RECORD EXTRACTS: Begin
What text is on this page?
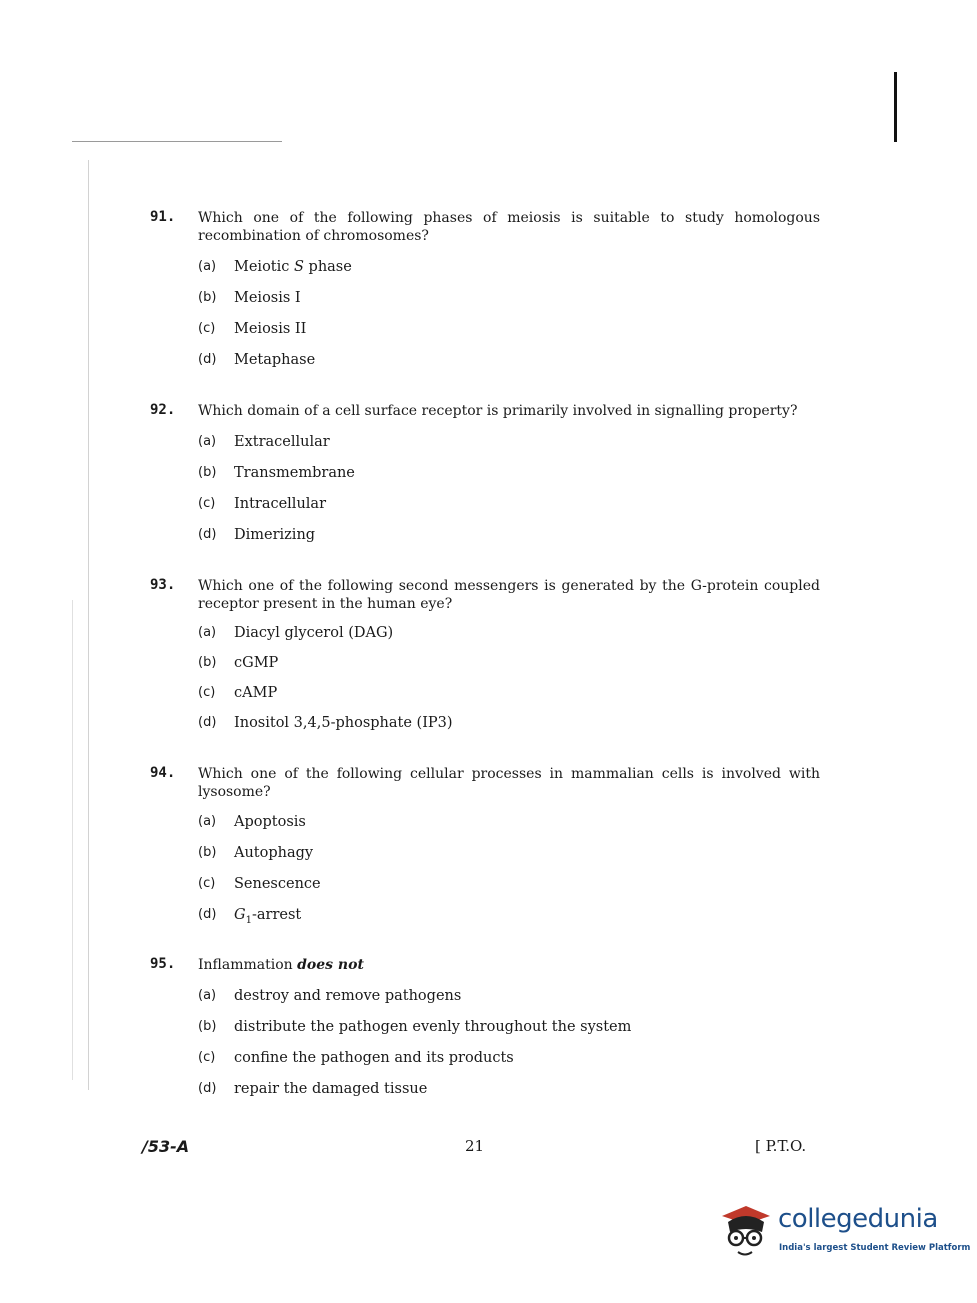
91.	Which one of the following phases of meiosis is suitable to study homologous recombination of chromosomes?
(a) Meiotic S phase
(b) Meiosis I
(c) Meiosis II
(d) Metaphase
92.	Which domain of a cell surface receptor is primarily involved in signalling property?
(a) Extracellular
(b) Transmembrane
(c) Intracellular
(d) Dimerizing
93.	Which one of the following second messengers is generated by the G-protein coupled receptor present in the human eye?
(a) Diacyl glycerol (DAG)
(b) cGMP
(c) cAMP
(d) Inositol 3,4,5-phosphate (IP3)
94.	Which one of the following cellular processes in mammalian cells is involved with lysosome?
(a) Apoptosis
(b) Autophagy
(c) Senescence
(d) $G_1$-arrest
95.	Inflammation does not
(a) destroy and remove pathogens
(b) distribute the pathogen evenly throughout the system
(c) confine the pathogen and its products
(d) repair the damaged tissue
/53-A	21	[ P.T.O.
collegedunia
India's largest Student Review Platform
RECORD EXTRACTS: End
- WHAT YOU HAVE TO DO -
Repeat every record above exactly, except the pictures.

- RESPONSE TO THE TASK -
What text is on this page?
91.	Which one of the following phases of meiosis is suitable to study homologous recombination of chromosomes?
(a) Meiotic S phase
(b) Meiosis I
(c) Meiosis II
(d) Metaphase
92.	Which domain of a cell surface receptor is primarily involved in signalling property?
(a) Extracellular
(b) Transmembrane
(c) Intracellular
(d) Dimerizing
93.	Which one of the following second messengers is generated by the G-protein coupled receptor present in the human eye?
(a) Diacyl glycerol (DAG)
(b) cGMP
(c) cAMP
(d) Inositol 3,4,5-phosphate (IP3)
94.	Which one of the following cellular processes in mammalian cells is involved with lysosome?
(a) Apoptosis
(b) Autophagy
(c) Senescence
(d) $G_1$-arrest
95.	Inflammation does not
(a) destroy and remove pathogens
(b) distribute the pathogen evenly throughout the system
(c) confine the pathogen and its products
(d) repair the damaged tissue
/53-A	21	[ P.T.O.
collegedunia
India's largest Student Review Platform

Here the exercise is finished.